▸ **Task**: Check each line of the records below and collect those that include the word "International".

▸ **Records shown**:
=-=-=-=-=
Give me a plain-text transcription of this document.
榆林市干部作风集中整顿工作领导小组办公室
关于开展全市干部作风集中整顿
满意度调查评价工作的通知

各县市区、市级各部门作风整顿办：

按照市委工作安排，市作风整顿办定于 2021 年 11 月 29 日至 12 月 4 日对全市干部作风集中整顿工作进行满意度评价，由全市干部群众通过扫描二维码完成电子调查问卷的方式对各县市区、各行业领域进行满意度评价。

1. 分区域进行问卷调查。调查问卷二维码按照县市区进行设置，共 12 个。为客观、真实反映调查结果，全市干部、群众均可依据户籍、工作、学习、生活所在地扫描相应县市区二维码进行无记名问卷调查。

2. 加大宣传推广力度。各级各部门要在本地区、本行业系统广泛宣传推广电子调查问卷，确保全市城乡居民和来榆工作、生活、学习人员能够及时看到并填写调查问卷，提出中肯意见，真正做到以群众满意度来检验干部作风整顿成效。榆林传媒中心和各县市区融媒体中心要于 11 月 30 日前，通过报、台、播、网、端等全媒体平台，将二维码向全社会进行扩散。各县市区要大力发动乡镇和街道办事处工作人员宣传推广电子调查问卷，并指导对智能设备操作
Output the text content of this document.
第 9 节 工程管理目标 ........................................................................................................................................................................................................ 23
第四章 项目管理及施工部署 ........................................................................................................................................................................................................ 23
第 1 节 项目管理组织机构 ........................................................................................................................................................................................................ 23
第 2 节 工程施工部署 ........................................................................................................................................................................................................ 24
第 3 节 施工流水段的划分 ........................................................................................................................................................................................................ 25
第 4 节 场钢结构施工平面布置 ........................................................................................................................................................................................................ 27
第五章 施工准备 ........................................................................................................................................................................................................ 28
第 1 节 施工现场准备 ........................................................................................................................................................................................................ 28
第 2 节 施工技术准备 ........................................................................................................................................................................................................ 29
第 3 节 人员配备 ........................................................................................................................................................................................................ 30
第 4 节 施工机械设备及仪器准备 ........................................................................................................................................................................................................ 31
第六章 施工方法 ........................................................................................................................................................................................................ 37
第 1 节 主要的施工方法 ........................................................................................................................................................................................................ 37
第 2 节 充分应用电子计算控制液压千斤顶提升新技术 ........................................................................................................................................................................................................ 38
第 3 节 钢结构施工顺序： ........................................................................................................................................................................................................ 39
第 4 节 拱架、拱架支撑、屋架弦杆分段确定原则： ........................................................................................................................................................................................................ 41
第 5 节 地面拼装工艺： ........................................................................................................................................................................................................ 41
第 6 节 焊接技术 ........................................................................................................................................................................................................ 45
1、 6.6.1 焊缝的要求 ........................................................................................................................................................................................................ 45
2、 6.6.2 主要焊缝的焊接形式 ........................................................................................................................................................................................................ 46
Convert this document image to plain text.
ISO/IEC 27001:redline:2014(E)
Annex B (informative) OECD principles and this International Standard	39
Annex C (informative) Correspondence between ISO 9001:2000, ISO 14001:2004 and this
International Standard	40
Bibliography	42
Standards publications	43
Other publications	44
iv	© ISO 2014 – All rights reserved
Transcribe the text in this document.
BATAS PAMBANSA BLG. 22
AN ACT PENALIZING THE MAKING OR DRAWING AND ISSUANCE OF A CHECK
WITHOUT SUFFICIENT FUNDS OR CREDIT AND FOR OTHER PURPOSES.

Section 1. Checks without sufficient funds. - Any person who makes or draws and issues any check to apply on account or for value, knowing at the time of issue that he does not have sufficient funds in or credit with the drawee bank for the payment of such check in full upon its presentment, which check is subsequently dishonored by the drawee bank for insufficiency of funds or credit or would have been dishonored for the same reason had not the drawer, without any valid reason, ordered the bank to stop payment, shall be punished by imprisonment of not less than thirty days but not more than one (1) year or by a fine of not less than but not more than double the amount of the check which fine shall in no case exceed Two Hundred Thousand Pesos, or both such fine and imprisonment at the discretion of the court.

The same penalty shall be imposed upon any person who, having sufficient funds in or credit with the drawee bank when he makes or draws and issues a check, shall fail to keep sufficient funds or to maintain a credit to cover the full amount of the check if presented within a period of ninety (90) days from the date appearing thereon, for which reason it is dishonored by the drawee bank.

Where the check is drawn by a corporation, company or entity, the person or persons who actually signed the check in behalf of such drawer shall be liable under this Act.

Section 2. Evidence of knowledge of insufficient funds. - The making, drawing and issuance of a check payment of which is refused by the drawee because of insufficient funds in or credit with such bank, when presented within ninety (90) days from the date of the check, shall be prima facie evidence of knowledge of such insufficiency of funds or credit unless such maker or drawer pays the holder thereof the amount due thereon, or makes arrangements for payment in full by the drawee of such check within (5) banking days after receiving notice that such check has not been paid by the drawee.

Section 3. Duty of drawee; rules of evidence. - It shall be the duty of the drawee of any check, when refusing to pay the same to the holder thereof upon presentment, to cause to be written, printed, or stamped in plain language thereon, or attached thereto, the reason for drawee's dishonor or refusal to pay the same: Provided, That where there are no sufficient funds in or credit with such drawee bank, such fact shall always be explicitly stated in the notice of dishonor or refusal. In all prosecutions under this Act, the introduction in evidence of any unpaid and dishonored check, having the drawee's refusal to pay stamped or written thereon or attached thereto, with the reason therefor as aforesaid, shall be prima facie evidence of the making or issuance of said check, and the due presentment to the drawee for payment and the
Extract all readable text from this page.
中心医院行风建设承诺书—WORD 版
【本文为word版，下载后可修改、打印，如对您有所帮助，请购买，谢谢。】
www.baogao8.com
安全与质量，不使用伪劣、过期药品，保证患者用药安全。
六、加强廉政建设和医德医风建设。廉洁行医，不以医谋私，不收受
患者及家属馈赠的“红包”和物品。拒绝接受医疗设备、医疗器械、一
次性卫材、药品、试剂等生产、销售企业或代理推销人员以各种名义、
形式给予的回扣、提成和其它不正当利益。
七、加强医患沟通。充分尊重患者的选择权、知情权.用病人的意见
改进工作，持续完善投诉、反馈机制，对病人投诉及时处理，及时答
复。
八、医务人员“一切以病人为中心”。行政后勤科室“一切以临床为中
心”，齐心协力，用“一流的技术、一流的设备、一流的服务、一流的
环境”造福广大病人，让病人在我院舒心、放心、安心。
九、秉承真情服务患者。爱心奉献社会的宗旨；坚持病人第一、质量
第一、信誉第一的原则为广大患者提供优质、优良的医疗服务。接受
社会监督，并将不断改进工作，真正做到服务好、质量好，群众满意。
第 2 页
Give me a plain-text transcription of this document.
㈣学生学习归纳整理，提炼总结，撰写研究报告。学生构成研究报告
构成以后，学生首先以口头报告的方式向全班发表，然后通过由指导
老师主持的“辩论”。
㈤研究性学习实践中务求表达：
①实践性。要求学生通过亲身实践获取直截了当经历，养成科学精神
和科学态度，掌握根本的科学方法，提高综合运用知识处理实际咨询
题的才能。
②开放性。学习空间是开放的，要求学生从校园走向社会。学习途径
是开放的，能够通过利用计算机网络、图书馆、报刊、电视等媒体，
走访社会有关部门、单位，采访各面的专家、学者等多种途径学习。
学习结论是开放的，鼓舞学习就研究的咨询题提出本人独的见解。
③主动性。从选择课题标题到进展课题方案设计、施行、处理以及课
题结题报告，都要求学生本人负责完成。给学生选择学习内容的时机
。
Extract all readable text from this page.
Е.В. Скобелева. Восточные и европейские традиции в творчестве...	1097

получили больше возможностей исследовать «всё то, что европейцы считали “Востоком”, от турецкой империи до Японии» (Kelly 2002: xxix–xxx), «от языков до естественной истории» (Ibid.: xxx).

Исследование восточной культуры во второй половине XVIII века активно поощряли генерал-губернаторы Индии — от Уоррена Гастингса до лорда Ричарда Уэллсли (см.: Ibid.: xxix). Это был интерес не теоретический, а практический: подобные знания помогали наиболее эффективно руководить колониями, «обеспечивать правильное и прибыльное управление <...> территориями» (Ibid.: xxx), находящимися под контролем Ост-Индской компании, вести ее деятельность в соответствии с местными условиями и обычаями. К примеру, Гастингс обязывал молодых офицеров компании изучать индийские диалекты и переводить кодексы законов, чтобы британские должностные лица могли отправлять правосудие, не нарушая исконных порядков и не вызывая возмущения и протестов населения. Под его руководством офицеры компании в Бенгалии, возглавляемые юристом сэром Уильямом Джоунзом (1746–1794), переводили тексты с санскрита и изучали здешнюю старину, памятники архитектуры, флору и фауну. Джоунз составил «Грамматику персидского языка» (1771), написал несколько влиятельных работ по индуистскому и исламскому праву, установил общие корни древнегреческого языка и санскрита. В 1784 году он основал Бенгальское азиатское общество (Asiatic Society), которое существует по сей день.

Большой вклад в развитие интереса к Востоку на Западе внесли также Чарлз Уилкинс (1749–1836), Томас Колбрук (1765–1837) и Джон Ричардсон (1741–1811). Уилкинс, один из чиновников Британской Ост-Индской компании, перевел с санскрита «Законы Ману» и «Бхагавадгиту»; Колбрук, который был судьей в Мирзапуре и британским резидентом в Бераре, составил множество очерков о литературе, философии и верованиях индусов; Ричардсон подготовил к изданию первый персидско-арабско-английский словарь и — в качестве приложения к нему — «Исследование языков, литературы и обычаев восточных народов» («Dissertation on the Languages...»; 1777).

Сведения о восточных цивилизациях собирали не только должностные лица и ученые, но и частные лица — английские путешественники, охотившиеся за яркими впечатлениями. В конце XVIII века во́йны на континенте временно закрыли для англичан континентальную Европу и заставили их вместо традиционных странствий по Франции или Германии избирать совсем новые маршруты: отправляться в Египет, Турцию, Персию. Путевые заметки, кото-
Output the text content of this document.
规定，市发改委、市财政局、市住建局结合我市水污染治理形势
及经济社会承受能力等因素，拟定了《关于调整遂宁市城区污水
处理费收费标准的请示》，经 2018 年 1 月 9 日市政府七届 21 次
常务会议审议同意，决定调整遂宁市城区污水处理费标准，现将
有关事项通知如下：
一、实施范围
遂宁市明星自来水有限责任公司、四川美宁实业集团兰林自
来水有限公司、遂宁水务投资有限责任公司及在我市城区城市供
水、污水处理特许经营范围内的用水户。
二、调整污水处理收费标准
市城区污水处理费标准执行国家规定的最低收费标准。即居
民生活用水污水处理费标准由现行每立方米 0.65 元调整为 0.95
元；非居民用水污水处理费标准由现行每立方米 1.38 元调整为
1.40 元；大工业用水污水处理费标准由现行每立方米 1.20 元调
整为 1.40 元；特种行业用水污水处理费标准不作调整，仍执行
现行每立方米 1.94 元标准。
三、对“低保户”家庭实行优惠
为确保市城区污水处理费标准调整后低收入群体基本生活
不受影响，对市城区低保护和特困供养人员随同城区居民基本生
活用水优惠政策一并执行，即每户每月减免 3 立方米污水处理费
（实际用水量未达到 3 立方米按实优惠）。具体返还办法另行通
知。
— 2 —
=-=-=-=-=
▸ **Exercise output**:
Annex B (informative) OECD principles and this International Standard	39
International Standard	40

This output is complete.